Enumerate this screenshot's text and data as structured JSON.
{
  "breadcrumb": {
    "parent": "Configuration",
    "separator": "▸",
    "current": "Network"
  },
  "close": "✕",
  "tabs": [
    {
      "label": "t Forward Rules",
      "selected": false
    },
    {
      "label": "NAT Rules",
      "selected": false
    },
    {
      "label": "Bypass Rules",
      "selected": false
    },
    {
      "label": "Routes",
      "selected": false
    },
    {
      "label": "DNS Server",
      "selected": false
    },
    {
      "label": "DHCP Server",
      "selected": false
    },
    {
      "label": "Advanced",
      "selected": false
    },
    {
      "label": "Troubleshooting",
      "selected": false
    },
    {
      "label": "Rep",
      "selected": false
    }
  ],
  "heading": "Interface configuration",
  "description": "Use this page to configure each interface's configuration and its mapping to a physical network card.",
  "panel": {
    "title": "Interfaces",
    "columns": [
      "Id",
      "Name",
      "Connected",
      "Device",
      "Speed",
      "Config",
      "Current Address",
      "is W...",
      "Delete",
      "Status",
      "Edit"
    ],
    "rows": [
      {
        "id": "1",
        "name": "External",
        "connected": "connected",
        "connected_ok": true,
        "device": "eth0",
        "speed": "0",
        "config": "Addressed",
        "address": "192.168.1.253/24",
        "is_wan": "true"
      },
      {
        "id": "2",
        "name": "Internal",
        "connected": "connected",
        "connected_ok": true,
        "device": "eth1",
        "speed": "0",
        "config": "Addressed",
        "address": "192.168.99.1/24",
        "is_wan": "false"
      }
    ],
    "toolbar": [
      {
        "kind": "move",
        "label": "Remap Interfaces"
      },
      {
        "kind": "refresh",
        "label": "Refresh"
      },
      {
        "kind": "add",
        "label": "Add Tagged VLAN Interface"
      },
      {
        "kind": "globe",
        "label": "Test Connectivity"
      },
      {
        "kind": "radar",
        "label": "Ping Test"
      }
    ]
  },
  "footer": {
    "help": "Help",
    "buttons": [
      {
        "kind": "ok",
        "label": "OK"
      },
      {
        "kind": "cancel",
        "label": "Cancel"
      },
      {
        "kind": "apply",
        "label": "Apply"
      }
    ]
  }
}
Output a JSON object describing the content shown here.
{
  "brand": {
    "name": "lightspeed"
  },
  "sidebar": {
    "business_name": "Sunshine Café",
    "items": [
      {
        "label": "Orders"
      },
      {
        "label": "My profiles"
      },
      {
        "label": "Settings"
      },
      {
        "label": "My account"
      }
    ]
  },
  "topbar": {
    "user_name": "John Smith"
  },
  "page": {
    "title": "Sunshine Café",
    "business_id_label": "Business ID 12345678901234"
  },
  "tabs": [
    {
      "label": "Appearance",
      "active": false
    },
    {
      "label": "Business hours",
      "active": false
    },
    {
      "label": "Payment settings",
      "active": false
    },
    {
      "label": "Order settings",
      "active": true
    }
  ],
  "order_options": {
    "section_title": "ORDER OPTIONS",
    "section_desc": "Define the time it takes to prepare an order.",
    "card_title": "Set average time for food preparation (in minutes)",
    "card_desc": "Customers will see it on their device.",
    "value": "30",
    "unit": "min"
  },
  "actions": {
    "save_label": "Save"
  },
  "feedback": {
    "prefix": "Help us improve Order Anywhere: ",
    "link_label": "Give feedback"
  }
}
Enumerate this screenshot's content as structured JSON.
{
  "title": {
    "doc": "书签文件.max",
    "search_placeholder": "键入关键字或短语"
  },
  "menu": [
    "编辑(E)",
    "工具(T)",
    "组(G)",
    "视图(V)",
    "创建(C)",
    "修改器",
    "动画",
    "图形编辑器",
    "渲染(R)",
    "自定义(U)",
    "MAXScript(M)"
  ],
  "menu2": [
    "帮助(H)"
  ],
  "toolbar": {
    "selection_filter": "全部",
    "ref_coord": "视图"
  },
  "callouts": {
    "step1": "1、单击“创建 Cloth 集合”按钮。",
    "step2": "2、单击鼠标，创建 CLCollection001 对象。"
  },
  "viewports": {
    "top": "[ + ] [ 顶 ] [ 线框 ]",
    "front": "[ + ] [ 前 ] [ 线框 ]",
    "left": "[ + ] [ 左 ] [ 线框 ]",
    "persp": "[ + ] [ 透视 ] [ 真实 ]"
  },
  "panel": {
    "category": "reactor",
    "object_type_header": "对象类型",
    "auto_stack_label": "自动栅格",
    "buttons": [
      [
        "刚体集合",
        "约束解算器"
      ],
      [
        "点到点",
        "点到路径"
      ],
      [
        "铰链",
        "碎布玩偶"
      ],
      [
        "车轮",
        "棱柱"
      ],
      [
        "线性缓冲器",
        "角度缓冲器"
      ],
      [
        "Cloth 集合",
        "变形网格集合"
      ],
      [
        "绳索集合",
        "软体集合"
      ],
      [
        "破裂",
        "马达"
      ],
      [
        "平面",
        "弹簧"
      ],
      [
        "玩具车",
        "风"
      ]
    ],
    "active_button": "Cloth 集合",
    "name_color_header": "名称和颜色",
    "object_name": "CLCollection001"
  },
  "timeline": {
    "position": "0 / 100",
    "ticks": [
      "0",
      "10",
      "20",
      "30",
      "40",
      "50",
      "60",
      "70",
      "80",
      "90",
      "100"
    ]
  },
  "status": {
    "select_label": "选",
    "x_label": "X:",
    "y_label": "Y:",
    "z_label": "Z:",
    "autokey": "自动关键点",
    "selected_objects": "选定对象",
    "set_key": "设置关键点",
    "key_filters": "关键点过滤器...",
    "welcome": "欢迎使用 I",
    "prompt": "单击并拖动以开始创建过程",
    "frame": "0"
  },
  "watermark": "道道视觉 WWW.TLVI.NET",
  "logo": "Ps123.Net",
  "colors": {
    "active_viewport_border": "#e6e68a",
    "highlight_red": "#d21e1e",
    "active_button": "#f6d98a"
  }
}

• _Written instruction_
Output all of the material, please, exactly as it stands.

• _Solved exercise_
Enumerate this screenshot's text and data as structured JSON.
{
  "breadcrumb": {
    "parent": "Configuration",
    "separator": "▸",
    "current": "Network"
  },
  "close": "✕",
  "tabs": [
    {
      "label": "t Forward Rules",
      "selected": false
    },
    {
      "label": "NAT Rules",
      "selected": false
    },
    {
      "label": "Bypass Rules",
      "selected": false
    },
    {
      "label": "Routes",
      "selected": false
    },
    {
      "label": "DNS Server",
      "selected": false
    },
    {
      "label": "DHCP Server",
      "selected": false
    },
    {
      "label": "Advanced",
      "selected": false
    },
    {
      "label": "Troubleshooting",
      "selected": false
    },
    {
      "label": "Rep",
      "selected": false
    }
  ],
  "heading": "Interface configuration",
  "description": "Use this page to configure each interface's configuration and its mapping to a physical network card.",
  "panel": {
    "title": "Interfaces",
    "columns": [
      "Id",
      "Name",
      "Connected",
      "Device",
      "Speed",
      "Config",
      "Current Address",
      "is W...",
      "Delete",
      "Status",
      "Edit"
    ],
    "rows": [
      {
        "id": "1",
        "name": "External",
        "connected": "connected",
        "connected_ok": true,
        "device": "eth0",
        "speed": "0",
        "config": "Addressed",
        "address": "192.168.1.253/24",
        "is_wan": "true"
      },
      {
        "id": "2",
        "name": "Internal",
        "connected": "connected",
        "connected_ok": true,
        "device": "eth1",
        "speed": "0",
        "config": "Addressed",
        "address": "192.168.99.1/24",
        "is_wan": "false"
      }
    ],
    "toolbar": [
      {
        "kind": "move",
        "label": "Remap Interfaces"
      },
      {
        "kind": "refresh",
        "label": "Refresh"
      },
      {
        "kind": "add",
        "label": "Add Tagged VLAN Interface"
      },
      {
        "kind": "globe",
        "label": "Test Connectivity"
      },
      {
        "kind": "radar",
        "label": "Ping Test"
      }
    ]
  },
  "footer": {
    "help": "Help",
    "buttons": [
      {
        "kind": "ok",
        "label": "OK"
      },
      {
        "kind": "cancel",
        "label": "Cancel"
      },
      {
        "kind": "apply",
        "label": "Apply"
      }
    ]
  }
}
Output a JSON object describing the content shown here.
{
  "brand": {
    "name": "lightspeed"
  },
  "sidebar": {
    "business_name": "Sunshine Café",
    "items": [
      {
        "label": "Orders"
      },
      {
        "label": "My profiles"
      },
      {
        "label": "Settings"
      },
      {
        "label": "My account"
      }
    ]
  },
  "topbar": {
    "user_name": "John Smith"
  },
  "page": {
    "title": "Sunshine Café",
    "business_id_label": "Business ID 12345678901234"
  },
  "tabs": [
    {
      "label": "Appearance",
      "active": false
    },
    {
      "label": "Business hours",
      "active": false
    },
    {
      "label": "Payment settings",
      "active": false
    },
    {
      "label": "Order settings",
      "active": true
    }
  ],
  "order_options": {
    "section_title": "ORDER OPTIONS",
    "section_desc": "Define the time it takes to prepare an order.",
    "card_title": "Set average time for food preparation (in minutes)",
    "card_desc": "Customers will see it on their device.",
    "value": "30",
    "unit": "min"
  },
  "actions": {
    "save_label": "Save"
  },
  "feedback": {
    "prefix": "Help us improve Order Anywhere: ",
    "link_label": "Give feedback"
  }
}
Enumerate this screenshot's content as structured JSON.
{
  "title": {
    "doc": "书签文件.max",
    "search_placeholder": "键入关键字或短语"
  },
  "menu": [
    "编辑(E)",
    "工具(T)",
    "组(G)",
    "视图(V)",
    "创建(C)",
    "修改器",
    "动画",
    "图形编辑器",
    "渲染(R)",
    "自定义(U)",
    "MAXScript(M)"
  ],
  "menu2": [
    "帮助(H)"
  ],
  "toolbar": {
    "selection_filter": "全部",
    "ref_coord": "视图"
  },
  "callouts": {
    "step1": "1、单击“创建 Cloth 集合”按钮。",
    "step2": "2、单击鼠标，创建 CLCollection001 对象。"
  },
  "viewports": {
    "top": "[ + ] [ 顶 ] [ 线框 ]",
    "front": "[ + ] [ 前 ] [ 线框 ]",
    "left": "[ + ] [ 左 ] [ 线框 ]",
    "persp": "[ + ] [ 透视 ] [ 真实 ]"
  },
  "panel": {
    "category": "reactor",
    "object_type_header": "对象类型",
    "auto_stack_label": "自动栅格",
    "buttons": [
      [
        "刚体集合",
        "约束解算器"
      ],
      [
        "点到点",
        "点到路径"
      ],
      [
        "铰链",
        "碎布玩偶"
      ],
      [
        "车轮",
        "棱柱"
      ],
      [
        "线性缓冲器",
        "角度缓冲器"
      ],
      [
        "Cloth 集合",
        "变形网格集合"
      ],
      [
        "绳索集合",
        "软体集合"
      ],
      [
        "破裂",
        "马达"
      ],
      [
        "平面",
        "弹簧"
      ],
      [
        "玩具车",
        "风"
      ]
    ],
    "active_button": "Cloth 集合",
    "name_color_header": "名称和颜色",
    "object_name": "CLCollection001"
  },
  "timeline": {
    "position": "0 / 100",
    "ticks": [
      "0",
      "10",
      "20",
      "30",
      "40",
      "50",
      "60",
      "70",
      "80",
      "90",
      "100"
    ]
  },
  "status": {
    "select_label": "选",
    "x_label": "X:",
    "y_label": "Y:",
    "z_label": "Z:",
    "autokey": "自动关键点",
    "selected_objects": "选定对象",
    "set_key": "设置关键点",
    "key_filters": "关键点过滤器...",
    "welcome": "欢迎使用 I",
    "prompt": "单击并拖动以开始创建过程",
    "frame": "0"
  },
  "watermark": "道道视觉 WWW.TLVI.NET",
  "logo": "Ps123.Net",
  "colors": {
    "active_viewport_border": "#e6e68a",
    "highlight_red": "#d21e1e",
    "active_button": "#f6d98a"
  }
}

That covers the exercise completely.